Items from a figure collection
━━━━━━━━
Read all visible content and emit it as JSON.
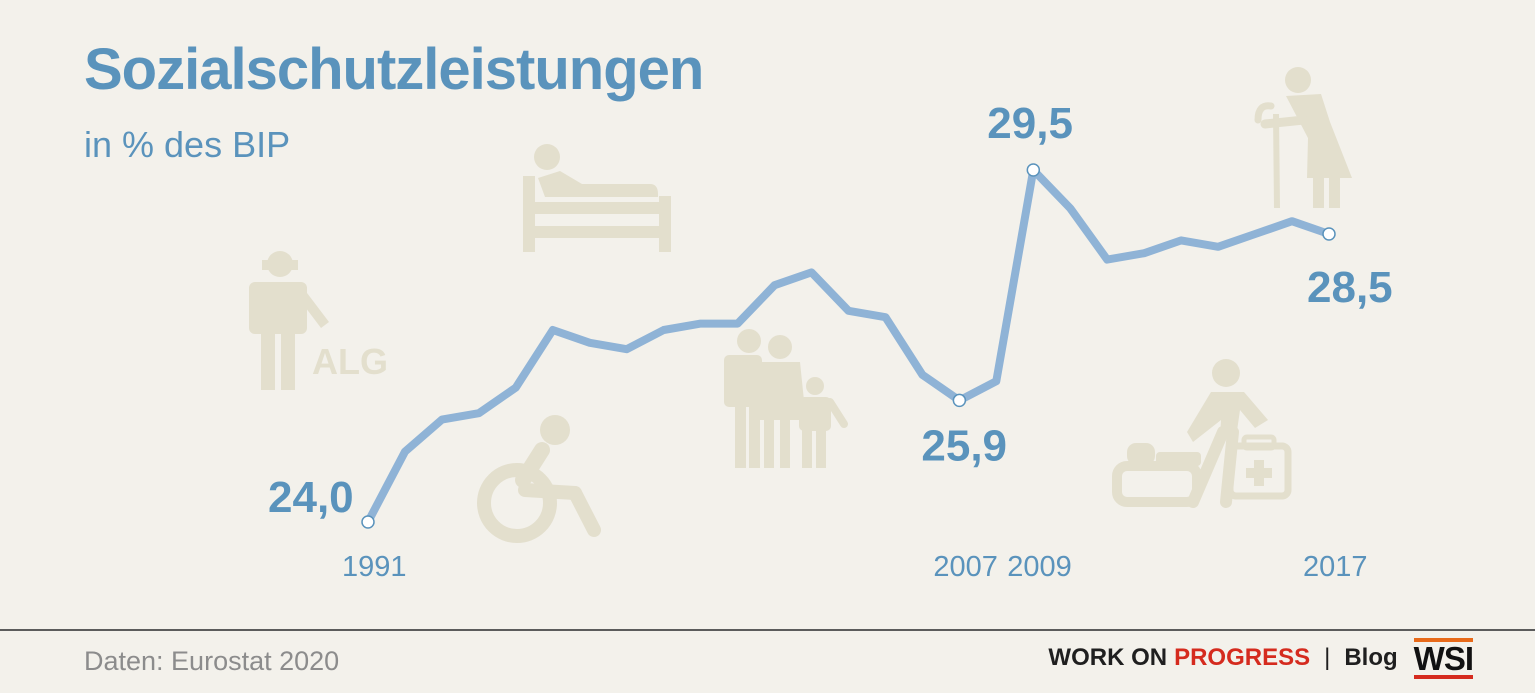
{
  "header": {
    "title": "Sozialschutzleistungen",
    "subtitle": "in % des BIP"
  },
  "chart_data": {
    "type": "line",
    "title": "Sozialschutzleistungen",
    "subtitle": "in % des BIP",
    "x": [
      1991,
      1992,
      1993,
      1994,
      1995,
      1996,
      1997,
      1998,
      1999,
      2000,
      2001,
      2002,
      2003,
      2004,
      2005,
      2006,
      2007,
      2008,
      2009,
      2010,
      2011,
      2012,
      2013,
      2014,
      2015,
      2016,
      2017
    ],
    "values": [
      24.0,
      25.1,
      25.6,
      25.7,
      26.1,
      27.0,
      26.8,
      26.7,
      27.0,
      27.1,
      27.1,
      27.7,
      27.9,
      27.3,
      27.2,
      26.3,
      25.9,
      26.2,
      29.5,
      28.9,
      28.1,
      28.2,
      28.4,
      28.3,
      28.5,
      28.7,
      28.5
    ],
    "labeled_points": [
      {
        "x": 1991,
        "label": "24,0"
      },
      {
        "x": 2007,
        "label": "25,9"
      },
      {
        "x": 2009,
        "label": "29,5"
      },
      {
        "x": 2017,
        "label": "28,5"
      }
    ],
    "x_tick_labels": [
      "1991",
      "2007",
      "2009",
      "2017"
    ],
    "ylim": [
      23.2,
      30.7
    ],
    "grid": false,
    "line_color": "#8fb3d6"
  },
  "icons": {
    "alg_text": "ALG",
    "names": [
      "worker-icon",
      "hospital-bed-icon",
      "wheelchair-icon",
      "family-icon",
      "elderly-woman-icon",
      "caregiver-icon"
    ]
  },
  "footer": {
    "source": "Daten: Eurostat 2020",
    "brand_work": "WORK ON",
    "brand_progress": "PROGRESS",
    "brand_separator": "|",
    "brand_blog": "Blog",
    "logo_text": "WSI"
  },
  "colors": {
    "background": "#f3f1eb",
    "accent": "#5a93bc",
    "line": "#8fb3d6",
    "icons": "#e3dfcd",
    "brand_red": "#d52b1e",
    "logo_orange": "#e86a1a"
  }
}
━━━━━━━━
*Stated task*. Quote the preceding records in their entirety, excluding every picture.

*Response to the exercise*.
Read all visible content and emit it as JSON.
{
  "header": {
    "title": "Sozialschutzleistungen",
    "subtitle": "in % des BIP"
  },
  "chart_data": {
    "type": "line",
    "title": "Sozialschutzleistungen",
    "subtitle": "in % des BIP",
    "x": [
      1991,
      1992,
      1993,
      1994,
      1995,
      1996,
      1997,
      1998,
      1999,
      2000,
      2001,
      2002,
      2003,
      2004,
      2005,
      2006,
      2007,
      2008,
      2009,
      2010,
      2011,
      2012,
      2013,
      2014,
      2015,
      2016,
      2017
    ],
    "values": [
      24.0,
      25.1,
      25.6,
      25.7,
      26.1,
      27.0,
      26.8,
      26.7,
      27.0,
      27.1,
      27.1,
      27.7,
      27.9,
      27.3,
      27.2,
      26.3,
      25.9,
      26.2,
      29.5,
      28.9,
      28.1,
      28.2,
      28.4,
      28.3,
      28.5,
      28.7,
      28.5
    ],
    "labeled_points": [
      {
        "x": 1991,
        "label": "24,0"
      },
      {
        "x": 2007,
        "label": "25,9"
      },
      {
        "x": 2009,
        "label": "29,5"
      },
      {
        "x": 2017,
        "label": "28,5"
      }
    ],
    "x_tick_labels": [
      "1991",
      "2007",
      "2009",
      "2017"
    ],
    "ylim": [
      23.2,
      30.7
    ],
    "grid": false,
    "line_color": "#8fb3d6"
  },
  "icons": {
    "alg_text": "ALG",
    "names": [
      "worker-icon",
      "hospital-bed-icon",
      "wheelchair-icon",
      "family-icon",
      "elderly-woman-icon",
      "caregiver-icon"
    ]
  },
  "footer": {
    "source": "Daten: Eurostat 2020",
    "brand_work": "WORK ON",
    "brand_progress": "PROGRESS",
    "brand_separator": "|",
    "brand_blog": "Blog",
    "logo_text": "WSI"
  },
  "colors": {
    "background": "#f3f1eb",
    "accent": "#5a93bc",
    "line": "#8fb3d6",
    "icons": "#e3dfcd",
    "brand_red": "#d52b1e",
    "logo_orange": "#e86a1a"
  }
}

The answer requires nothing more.